_MATERIAL FOR THIS TASK:_
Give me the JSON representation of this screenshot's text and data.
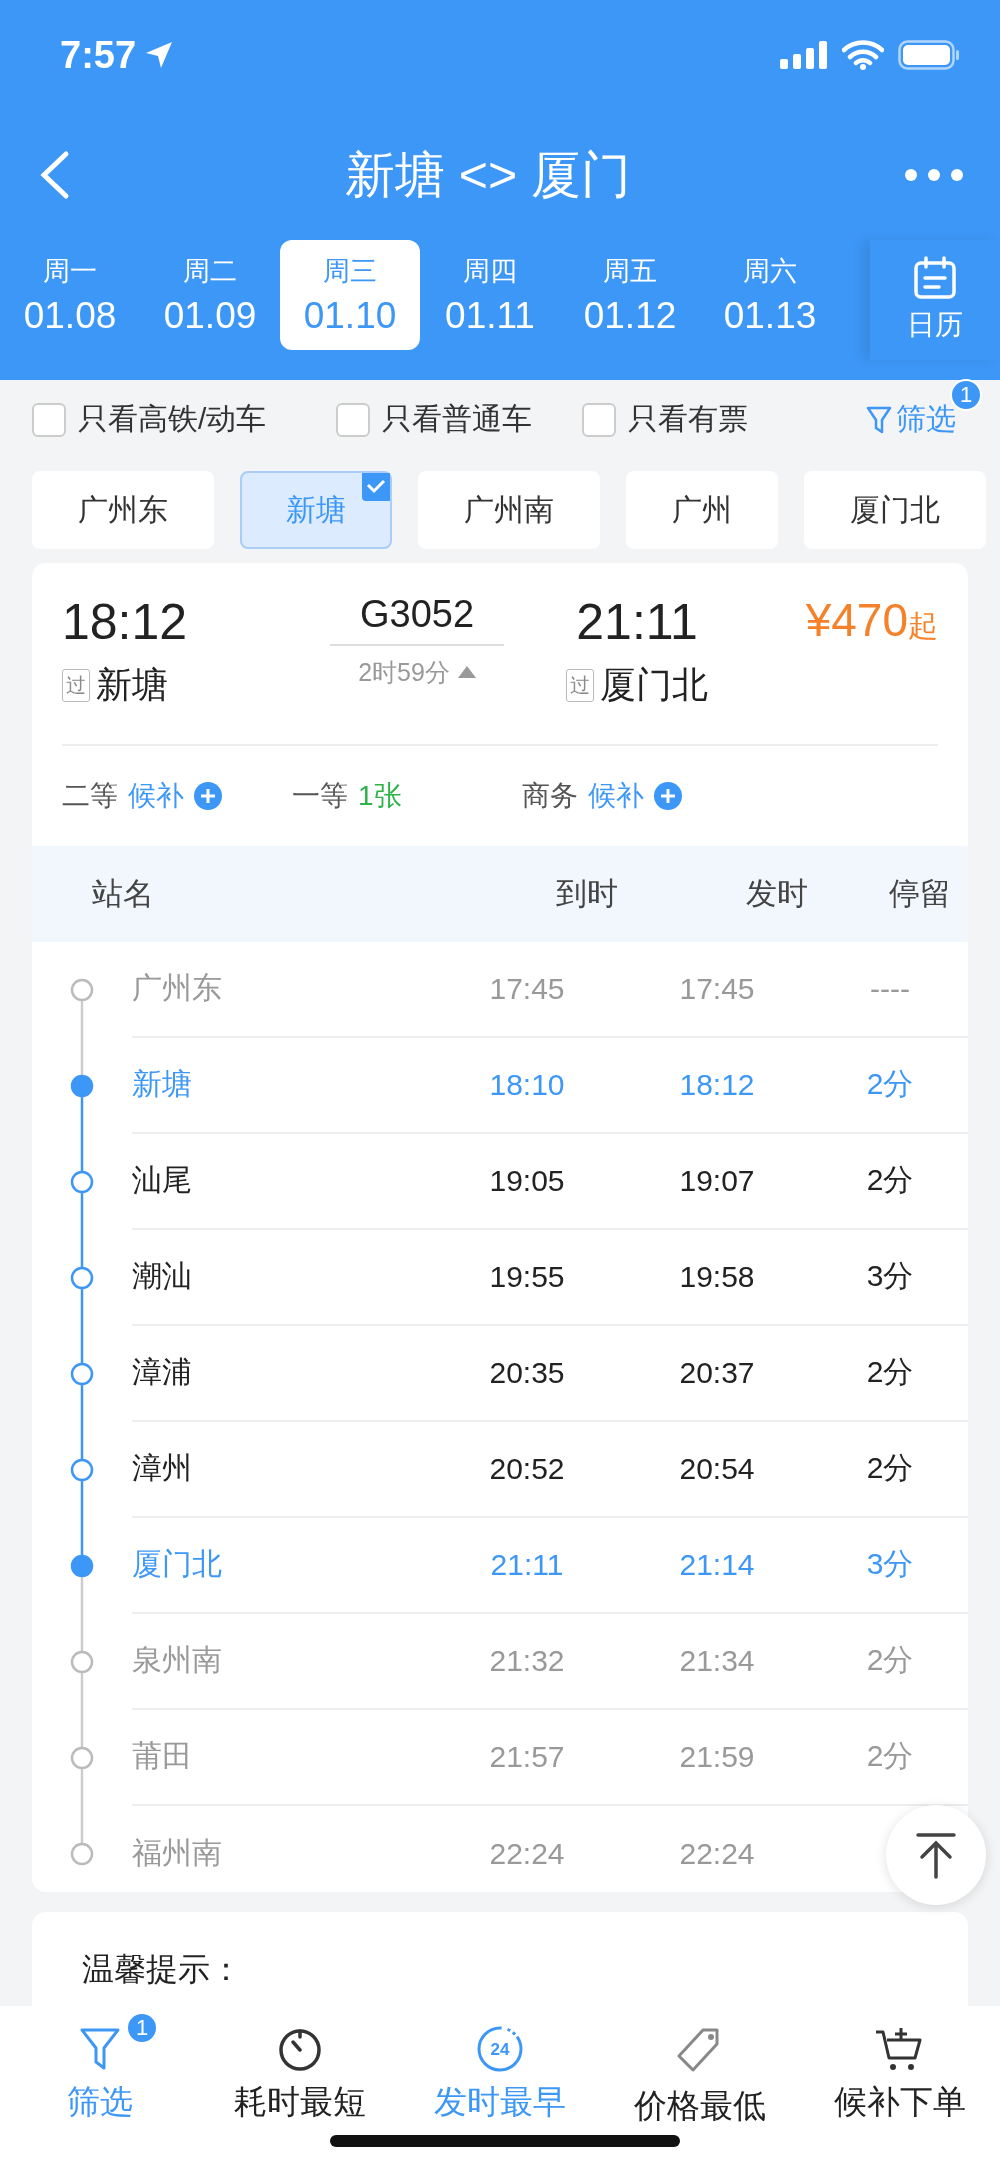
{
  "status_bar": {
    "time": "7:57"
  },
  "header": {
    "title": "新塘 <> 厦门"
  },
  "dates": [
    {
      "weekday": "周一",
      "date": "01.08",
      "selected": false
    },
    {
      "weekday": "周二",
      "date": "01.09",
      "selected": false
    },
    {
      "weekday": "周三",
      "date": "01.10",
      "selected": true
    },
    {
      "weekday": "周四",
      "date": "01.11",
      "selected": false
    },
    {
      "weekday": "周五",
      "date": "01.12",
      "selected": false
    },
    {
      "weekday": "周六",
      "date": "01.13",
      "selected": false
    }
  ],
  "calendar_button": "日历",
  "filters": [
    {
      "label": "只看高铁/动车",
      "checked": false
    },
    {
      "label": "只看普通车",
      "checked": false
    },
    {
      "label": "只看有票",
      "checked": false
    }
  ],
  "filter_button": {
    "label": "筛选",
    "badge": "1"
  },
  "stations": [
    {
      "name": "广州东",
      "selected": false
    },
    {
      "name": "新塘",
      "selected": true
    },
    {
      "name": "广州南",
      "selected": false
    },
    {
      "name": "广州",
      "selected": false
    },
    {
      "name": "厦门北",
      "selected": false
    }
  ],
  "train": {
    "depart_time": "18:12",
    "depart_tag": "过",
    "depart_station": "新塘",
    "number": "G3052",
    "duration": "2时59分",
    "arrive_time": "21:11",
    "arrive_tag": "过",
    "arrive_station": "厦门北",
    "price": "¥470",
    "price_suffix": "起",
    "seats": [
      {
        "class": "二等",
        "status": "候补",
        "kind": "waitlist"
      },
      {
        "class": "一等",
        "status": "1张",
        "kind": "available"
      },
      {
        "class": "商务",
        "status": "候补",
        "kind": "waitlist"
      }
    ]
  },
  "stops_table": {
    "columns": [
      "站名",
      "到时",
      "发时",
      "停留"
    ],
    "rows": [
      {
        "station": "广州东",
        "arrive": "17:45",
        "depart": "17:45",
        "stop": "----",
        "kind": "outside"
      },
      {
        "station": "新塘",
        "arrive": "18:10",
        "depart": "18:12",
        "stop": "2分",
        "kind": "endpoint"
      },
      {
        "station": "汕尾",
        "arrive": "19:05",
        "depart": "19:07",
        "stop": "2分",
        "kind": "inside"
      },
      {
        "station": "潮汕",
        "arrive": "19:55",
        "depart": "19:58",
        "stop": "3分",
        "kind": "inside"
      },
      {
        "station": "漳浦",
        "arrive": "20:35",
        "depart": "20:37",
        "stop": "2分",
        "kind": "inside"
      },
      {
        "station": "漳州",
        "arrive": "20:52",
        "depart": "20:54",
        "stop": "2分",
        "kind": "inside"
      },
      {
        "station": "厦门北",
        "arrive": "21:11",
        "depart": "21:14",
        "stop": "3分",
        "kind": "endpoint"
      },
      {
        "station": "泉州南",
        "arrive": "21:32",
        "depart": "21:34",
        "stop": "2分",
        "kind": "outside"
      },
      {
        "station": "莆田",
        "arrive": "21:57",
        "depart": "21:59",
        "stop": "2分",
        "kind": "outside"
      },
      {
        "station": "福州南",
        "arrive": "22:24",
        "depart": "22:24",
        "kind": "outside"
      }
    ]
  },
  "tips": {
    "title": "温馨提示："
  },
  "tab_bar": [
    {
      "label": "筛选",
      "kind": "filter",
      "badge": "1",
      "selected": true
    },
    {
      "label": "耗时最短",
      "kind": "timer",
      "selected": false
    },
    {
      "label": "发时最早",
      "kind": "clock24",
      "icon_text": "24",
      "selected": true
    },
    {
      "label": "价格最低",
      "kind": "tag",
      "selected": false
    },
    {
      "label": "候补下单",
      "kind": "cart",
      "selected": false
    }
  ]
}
--
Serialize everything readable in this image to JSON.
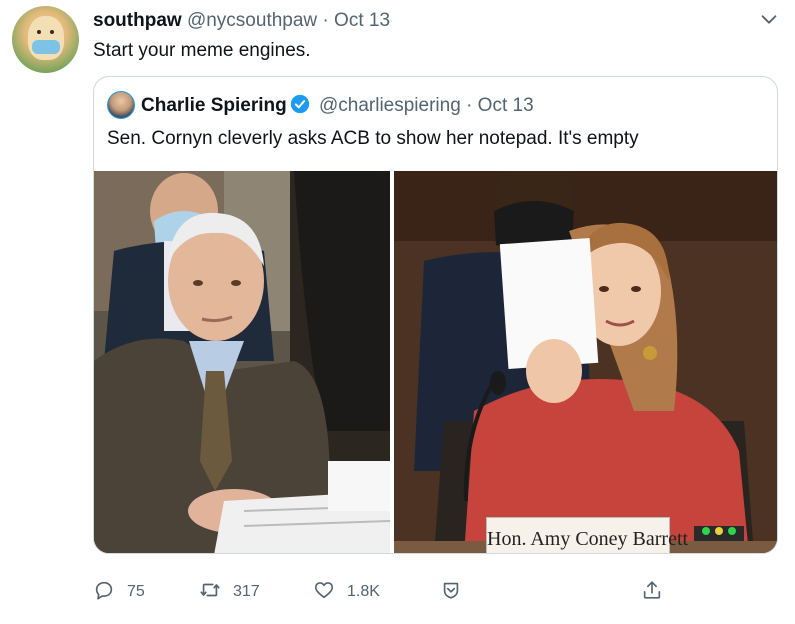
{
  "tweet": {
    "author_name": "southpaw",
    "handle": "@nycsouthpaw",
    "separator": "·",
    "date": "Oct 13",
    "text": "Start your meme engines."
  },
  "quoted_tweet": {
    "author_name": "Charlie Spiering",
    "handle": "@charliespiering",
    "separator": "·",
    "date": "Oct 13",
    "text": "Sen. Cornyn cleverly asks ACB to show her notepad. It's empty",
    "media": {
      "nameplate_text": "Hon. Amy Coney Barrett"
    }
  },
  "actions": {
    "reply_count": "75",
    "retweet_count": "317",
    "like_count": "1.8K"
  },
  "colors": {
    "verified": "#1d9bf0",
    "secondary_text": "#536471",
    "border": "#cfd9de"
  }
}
--
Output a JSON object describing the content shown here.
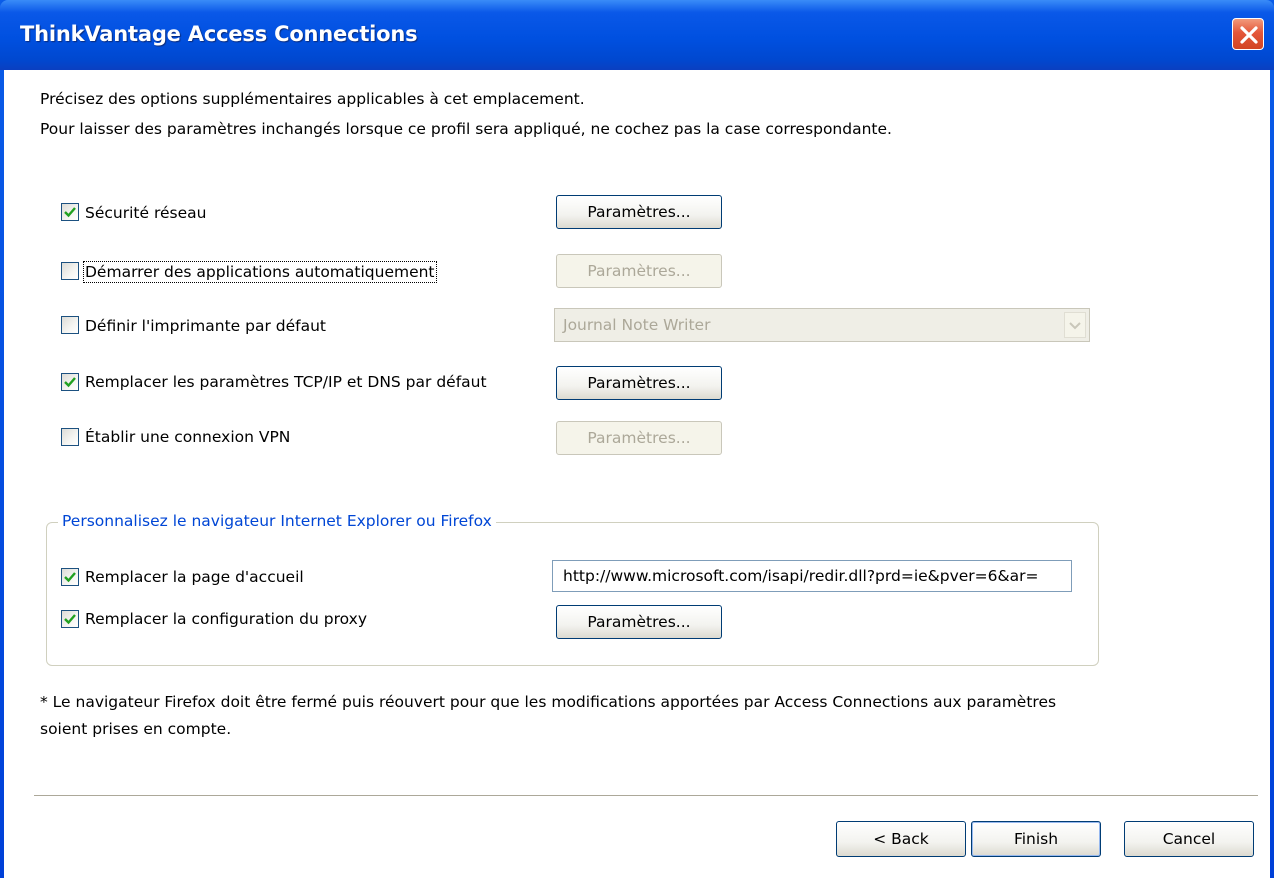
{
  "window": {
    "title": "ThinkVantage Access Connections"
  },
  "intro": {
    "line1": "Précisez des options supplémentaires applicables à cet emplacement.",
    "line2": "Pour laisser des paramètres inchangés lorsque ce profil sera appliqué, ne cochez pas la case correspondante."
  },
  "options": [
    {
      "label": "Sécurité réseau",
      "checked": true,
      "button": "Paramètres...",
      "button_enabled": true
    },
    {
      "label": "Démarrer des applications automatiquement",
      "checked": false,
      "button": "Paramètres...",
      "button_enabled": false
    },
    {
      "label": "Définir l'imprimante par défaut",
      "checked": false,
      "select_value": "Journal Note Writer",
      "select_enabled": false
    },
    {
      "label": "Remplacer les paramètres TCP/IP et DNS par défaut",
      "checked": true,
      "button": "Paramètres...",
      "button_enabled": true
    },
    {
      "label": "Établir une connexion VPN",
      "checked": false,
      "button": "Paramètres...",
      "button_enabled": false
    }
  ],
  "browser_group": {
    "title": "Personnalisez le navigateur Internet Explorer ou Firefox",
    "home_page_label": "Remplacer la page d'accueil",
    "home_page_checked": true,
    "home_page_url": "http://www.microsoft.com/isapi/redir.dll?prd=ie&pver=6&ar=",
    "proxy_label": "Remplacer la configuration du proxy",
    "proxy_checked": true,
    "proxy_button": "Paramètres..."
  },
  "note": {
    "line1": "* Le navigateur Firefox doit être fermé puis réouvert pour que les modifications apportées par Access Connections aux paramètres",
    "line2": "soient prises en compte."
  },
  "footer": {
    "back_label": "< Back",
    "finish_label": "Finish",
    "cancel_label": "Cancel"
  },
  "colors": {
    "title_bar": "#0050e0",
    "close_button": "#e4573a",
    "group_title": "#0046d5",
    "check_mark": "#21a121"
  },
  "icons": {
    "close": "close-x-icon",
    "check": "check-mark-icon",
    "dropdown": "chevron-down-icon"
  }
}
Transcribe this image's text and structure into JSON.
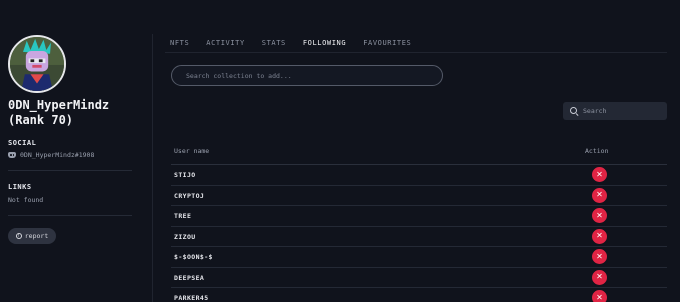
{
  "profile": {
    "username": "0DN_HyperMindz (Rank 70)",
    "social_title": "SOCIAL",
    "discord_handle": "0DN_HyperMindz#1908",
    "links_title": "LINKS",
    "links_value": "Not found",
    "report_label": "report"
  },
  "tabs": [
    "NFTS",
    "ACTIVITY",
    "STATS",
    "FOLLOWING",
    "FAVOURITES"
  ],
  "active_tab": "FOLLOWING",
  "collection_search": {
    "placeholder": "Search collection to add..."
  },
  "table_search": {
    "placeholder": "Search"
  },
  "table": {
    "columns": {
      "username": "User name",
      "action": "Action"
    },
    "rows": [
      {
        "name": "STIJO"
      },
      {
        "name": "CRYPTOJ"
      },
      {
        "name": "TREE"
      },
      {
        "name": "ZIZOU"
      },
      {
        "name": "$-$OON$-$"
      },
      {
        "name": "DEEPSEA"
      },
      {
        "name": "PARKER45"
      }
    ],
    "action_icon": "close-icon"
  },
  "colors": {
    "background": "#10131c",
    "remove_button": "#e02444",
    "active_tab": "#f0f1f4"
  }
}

_WHAT YOU SHOULD DO:_
Work out how many lines in the records above hold the string "options", then give only that count.

_THE OUTPUT:_
2